Task to complete
Each line below that contains "title" counts once; report the total and nothing more.

Exercise material
▼
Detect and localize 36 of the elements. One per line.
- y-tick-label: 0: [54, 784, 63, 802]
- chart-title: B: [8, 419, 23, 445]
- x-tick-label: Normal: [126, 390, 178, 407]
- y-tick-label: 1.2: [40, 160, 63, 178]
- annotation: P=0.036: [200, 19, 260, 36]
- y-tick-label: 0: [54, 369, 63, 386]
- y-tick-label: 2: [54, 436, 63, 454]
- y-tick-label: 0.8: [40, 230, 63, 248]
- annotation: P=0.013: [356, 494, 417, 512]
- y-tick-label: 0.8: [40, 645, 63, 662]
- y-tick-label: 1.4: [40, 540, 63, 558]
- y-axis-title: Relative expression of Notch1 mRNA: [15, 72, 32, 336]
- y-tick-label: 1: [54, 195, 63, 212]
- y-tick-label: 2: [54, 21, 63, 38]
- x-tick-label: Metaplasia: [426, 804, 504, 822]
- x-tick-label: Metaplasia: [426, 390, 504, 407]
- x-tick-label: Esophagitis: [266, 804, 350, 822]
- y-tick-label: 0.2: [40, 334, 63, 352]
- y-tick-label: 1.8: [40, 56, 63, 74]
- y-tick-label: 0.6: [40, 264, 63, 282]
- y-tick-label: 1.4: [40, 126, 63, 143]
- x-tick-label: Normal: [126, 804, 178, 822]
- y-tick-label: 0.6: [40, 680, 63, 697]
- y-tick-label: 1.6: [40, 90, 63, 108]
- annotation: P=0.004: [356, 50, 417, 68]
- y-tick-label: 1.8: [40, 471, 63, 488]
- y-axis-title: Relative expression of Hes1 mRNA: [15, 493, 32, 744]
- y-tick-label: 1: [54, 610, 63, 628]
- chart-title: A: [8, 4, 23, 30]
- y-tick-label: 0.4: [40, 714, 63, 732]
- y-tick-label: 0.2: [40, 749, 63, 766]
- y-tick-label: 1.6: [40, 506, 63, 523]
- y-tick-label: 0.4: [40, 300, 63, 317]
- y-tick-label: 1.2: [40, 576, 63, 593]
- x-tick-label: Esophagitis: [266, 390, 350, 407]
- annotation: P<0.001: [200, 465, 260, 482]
▲
Solution
4